Search the records below for the word "title". Pull out each line that has it.

***** MATERIAL SHOWN *****

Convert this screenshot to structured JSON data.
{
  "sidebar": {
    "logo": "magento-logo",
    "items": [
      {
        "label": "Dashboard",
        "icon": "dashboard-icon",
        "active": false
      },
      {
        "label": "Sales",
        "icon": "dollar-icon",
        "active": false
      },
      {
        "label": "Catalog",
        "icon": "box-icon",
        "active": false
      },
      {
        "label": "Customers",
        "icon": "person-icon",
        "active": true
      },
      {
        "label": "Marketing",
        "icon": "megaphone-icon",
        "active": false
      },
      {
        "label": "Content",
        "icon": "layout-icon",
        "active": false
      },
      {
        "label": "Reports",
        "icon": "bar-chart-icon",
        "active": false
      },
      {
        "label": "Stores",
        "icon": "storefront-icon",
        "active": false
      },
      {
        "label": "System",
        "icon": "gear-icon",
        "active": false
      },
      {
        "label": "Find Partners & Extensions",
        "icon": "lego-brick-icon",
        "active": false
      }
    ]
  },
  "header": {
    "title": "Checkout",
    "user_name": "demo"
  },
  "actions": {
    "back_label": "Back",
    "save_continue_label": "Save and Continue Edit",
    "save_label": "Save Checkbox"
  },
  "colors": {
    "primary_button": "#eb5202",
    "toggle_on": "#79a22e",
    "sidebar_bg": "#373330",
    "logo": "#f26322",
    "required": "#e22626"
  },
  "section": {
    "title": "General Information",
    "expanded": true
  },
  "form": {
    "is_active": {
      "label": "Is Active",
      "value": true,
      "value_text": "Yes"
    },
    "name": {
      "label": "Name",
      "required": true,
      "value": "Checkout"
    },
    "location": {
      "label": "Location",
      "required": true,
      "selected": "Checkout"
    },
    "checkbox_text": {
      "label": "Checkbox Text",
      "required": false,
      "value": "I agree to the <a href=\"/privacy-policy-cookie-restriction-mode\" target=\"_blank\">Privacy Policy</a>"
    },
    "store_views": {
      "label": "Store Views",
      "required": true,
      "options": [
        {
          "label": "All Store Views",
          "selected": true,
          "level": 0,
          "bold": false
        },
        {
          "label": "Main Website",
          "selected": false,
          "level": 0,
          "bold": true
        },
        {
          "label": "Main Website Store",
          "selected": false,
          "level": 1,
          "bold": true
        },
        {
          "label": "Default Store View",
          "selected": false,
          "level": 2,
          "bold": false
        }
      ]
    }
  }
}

*****

_COMPLETED EXERCISE:_
    "title": "Checkout",
    "title": "General Information",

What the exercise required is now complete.